Provided records:
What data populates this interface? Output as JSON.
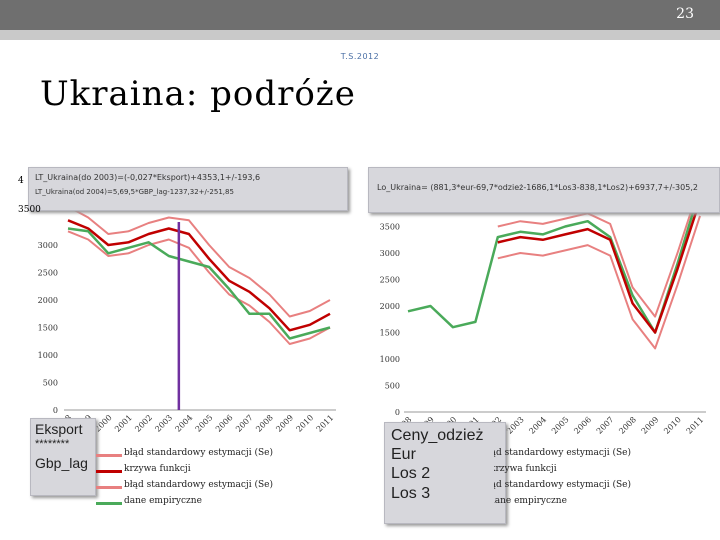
{
  "header": {
    "page_number": "23",
    "date": "T.S.2012"
  },
  "title": "Ukraina: podróże",
  "colors": {
    "red_dark": "#c00000",
    "red_light": "#e88080",
    "green": "#4aaa5a",
    "marker": "#7030a0"
  },
  "left_panel": {
    "equation_line1": "LT_Ukraina(do 2003)=(-0,027*Eksport)+4353,1+/-193,6",
    "equation_line2": "LT_Ukraina(od 2004)=5,69,5*GBP_lag-1237,32+/-251,85",
    "variables": [
      "Eksport",
      "********",
      "Gbp_lag"
    ],
    "axis_top_partial": "4",
    "axis_top_partial_2": "3500"
  },
  "right_panel": {
    "equation": "Lo_Ukraina= (881,3*eur-69,7*odzież-1686,1*Los3-838,1*Los2)+6937,7+/-305,2",
    "variables": [
      "Ceny_odzież",
      "Eur",
      "Los 2",
      "Los 3"
    ]
  },
  "legend": {
    "items": [
      "błąd standardowy estymacji (Se)",
      "krzywa funkcji",
      "błąd standardowy estymacji (Se)",
      "dane empiryczne"
    ]
  },
  "chart_data": [
    {
      "type": "line",
      "x": [
        "1998",
        "1999",
        "2000",
        "2001",
        "2002",
        "2003",
        "2004",
        "2005",
        "2006",
        "2007",
        "2008",
        "2009",
        "2010",
        "2011"
      ],
      "ylim": [
        0,
        4000
      ],
      "yticks": [
        "0",
        "500",
        "1000",
        "1500",
        "2000",
        "2500",
        "3000"
      ],
      "grid": false,
      "series": [
        {
          "role": "upper_se",
          "values": [
            3700,
            3500,
            3200,
            3250,
            3400,
            3500,
            3450,
            3000,
            2600,
            2400,
            2100,
            1700,
            1800,
            2000
          ]
        },
        {
          "role": "function",
          "values": [
            3450,
            3300,
            3000,
            3050,
            3200,
            3300,
            3200,
            2750,
            2350,
            2150,
            1850,
            1450,
            1550,
            1750
          ]
        },
        {
          "role": "lower_se",
          "values": [
            3250,
            3100,
            2800,
            2850,
            3000,
            3100,
            2950,
            2500,
            2100,
            1900,
            1600,
            1200,
            1300,
            1500
          ]
        },
        {
          "role": "empirical",
          "values": [
            3300,
            3250,
            2850,
            2950,
            3050,
            2800,
            2700,
            2600,
            2200,
            1750,
            1750,
            1300,
            1400,
            1500
          ]
        }
      ]
    },
    {
      "type": "line",
      "x": [
        "1998",
        "1999",
        "2000",
        "2001",
        "2002",
        "2003",
        "2004",
        "2005",
        "2006",
        "2007",
        "2008",
        "2009",
        "2010",
        "2011"
      ],
      "ylim": [
        0,
        4000
      ],
      "yticks": [
        "0",
        "500",
        "1000",
        "1500",
        "2000",
        "2500",
        "3000",
        "3500"
      ],
      "grid": false,
      "series": [
        {
          "role": "empirical",
          "values": [
            1900,
            2000,
            1600,
            1700,
            3300,
            3400,
            3350,
            3500,
            3600,
            3300,
            2200,
            1500,
            2800,
            4200
          ]
        },
        {
          "role": "upper_se",
          "values": [
            null,
            null,
            null,
            null,
            3500,
            3600,
            3550,
            3650,
            3750,
            3550,
            2350,
            1800,
            3000,
            4300
          ]
        },
        {
          "role": "function",
          "values": [
            null,
            null,
            null,
            null,
            3200,
            3300,
            3250,
            3350,
            3450,
            3250,
            2050,
            1500,
            2700,
            4000
          ]
        },
        {
          "role": "lower_se",
          "values": [
            null,
            null,
            null,
            null,
            2900,
            3000,
            2950,
            3050,
            3150,
            2950,
            1750,
            1200,
            2400,
            3700
          ]
        }
      ]
    }
  ]
}
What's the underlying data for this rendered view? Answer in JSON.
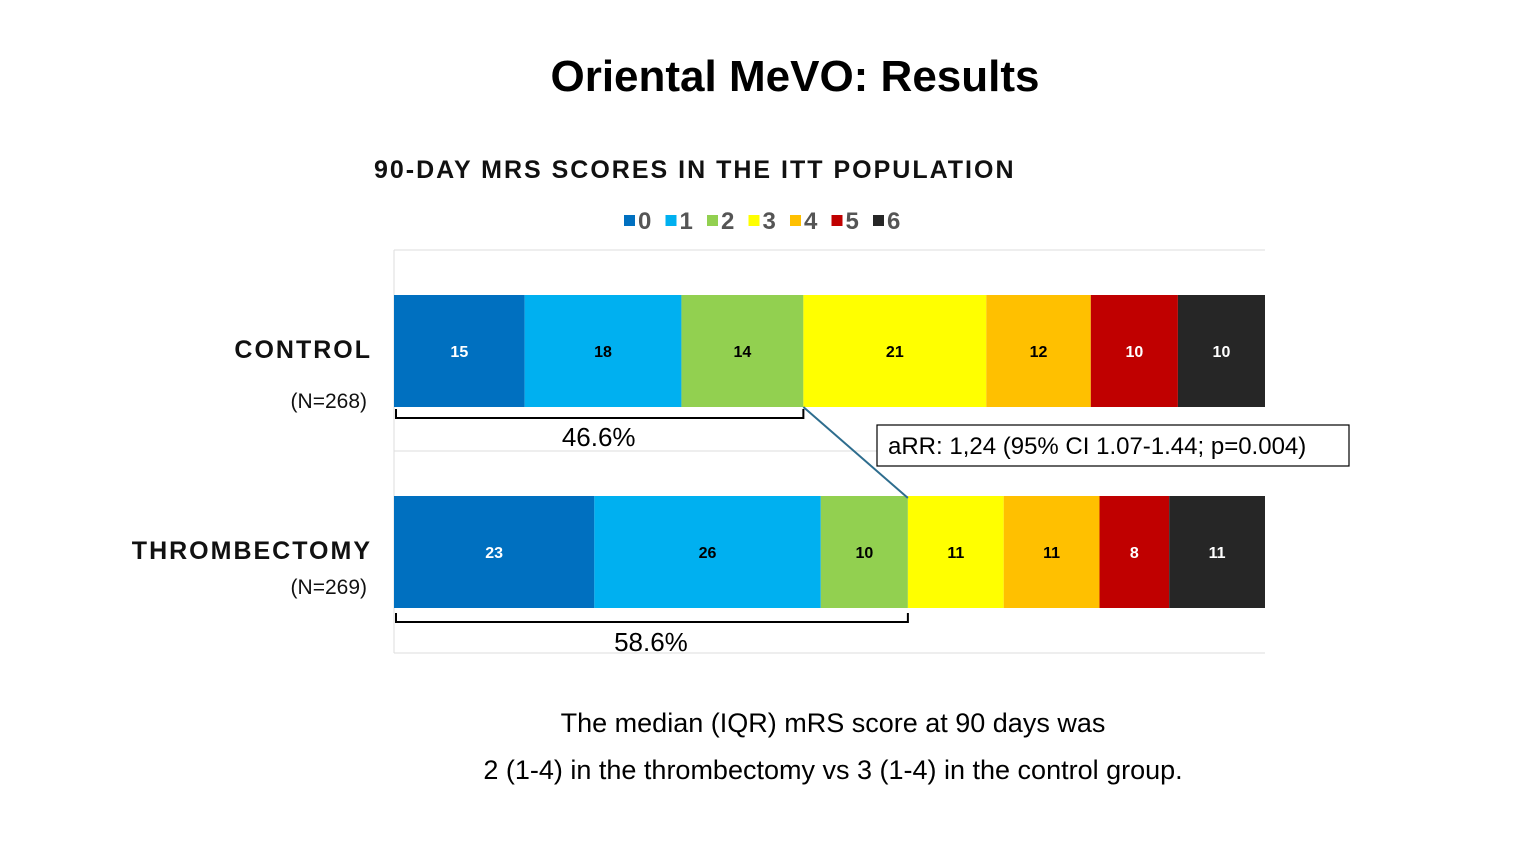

What you are asked to do: Copy all lines from the material that contain "Eksport".

Response to the exercise:
    "equation_line1": "LT_Ukraina(do 2003)=(-0,027*Eksport)+4353,1+/-193,6",
      "Eksport",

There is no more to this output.